[START OF DATA EXCERPTS]
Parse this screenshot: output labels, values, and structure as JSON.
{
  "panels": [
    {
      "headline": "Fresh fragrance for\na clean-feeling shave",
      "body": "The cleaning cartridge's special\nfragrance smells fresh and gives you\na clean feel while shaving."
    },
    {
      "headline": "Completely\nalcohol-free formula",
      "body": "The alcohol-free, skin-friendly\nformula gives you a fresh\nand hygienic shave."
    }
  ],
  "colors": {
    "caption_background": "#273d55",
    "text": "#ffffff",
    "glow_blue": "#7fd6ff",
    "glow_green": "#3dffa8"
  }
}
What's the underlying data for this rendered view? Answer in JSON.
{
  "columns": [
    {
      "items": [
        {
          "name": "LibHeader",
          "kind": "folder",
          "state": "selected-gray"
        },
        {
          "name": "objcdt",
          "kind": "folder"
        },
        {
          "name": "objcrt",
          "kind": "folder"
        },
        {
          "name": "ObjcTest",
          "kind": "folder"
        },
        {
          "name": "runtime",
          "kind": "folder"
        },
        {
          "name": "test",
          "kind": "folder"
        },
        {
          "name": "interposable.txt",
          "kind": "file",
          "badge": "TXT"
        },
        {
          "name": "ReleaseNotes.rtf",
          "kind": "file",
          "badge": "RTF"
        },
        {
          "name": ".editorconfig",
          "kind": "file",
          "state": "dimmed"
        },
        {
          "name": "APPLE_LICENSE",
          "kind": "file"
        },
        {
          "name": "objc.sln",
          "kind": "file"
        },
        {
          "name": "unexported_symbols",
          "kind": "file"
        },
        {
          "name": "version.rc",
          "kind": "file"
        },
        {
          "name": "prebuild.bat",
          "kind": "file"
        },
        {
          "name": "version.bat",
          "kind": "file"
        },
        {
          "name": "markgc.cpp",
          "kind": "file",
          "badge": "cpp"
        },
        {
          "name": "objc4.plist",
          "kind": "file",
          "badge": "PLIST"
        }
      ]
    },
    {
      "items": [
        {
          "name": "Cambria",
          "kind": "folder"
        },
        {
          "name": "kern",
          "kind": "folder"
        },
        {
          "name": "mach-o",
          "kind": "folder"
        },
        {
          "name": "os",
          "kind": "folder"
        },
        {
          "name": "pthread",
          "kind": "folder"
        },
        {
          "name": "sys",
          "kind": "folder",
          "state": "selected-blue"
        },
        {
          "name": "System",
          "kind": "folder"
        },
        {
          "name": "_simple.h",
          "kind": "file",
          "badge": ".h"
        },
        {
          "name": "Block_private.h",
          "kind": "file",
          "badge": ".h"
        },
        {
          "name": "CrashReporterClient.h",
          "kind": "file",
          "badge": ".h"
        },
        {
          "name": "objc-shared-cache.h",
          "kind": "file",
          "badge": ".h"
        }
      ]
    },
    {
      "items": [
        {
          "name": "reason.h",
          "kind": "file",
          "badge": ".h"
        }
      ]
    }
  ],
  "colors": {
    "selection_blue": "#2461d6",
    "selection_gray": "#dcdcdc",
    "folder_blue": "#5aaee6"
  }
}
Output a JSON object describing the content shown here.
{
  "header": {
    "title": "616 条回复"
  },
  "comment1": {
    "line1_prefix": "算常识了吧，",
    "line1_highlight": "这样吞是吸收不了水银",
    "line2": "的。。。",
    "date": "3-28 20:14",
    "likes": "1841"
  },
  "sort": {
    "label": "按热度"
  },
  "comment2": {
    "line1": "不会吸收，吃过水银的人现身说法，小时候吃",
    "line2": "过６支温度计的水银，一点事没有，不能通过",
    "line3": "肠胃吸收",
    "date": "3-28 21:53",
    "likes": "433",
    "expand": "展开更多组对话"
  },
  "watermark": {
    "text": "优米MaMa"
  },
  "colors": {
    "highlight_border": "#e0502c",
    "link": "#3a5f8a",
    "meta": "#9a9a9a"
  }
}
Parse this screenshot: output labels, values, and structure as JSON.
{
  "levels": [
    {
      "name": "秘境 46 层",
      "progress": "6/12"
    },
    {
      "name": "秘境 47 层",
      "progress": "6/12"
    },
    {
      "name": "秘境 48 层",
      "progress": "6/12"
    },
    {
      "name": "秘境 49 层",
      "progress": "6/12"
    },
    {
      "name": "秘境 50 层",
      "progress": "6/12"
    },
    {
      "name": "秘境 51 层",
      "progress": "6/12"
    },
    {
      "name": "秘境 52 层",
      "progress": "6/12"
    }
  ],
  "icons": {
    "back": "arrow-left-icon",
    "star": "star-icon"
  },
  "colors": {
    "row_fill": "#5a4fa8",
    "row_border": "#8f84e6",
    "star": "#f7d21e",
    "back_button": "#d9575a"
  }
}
[END OF DATA EXCERPTS]
— INSTRUCTIONS TO FOLLOW —
Copy out every line of the listing that includes the string "shave".

— EXERCISE RESULT —
      "headline": "Fresh fragrance for\na clean-feeling shave",
      "body": "The alcohol-free, skin-friendly\nformula gives you a fresh\nand hygienic shave."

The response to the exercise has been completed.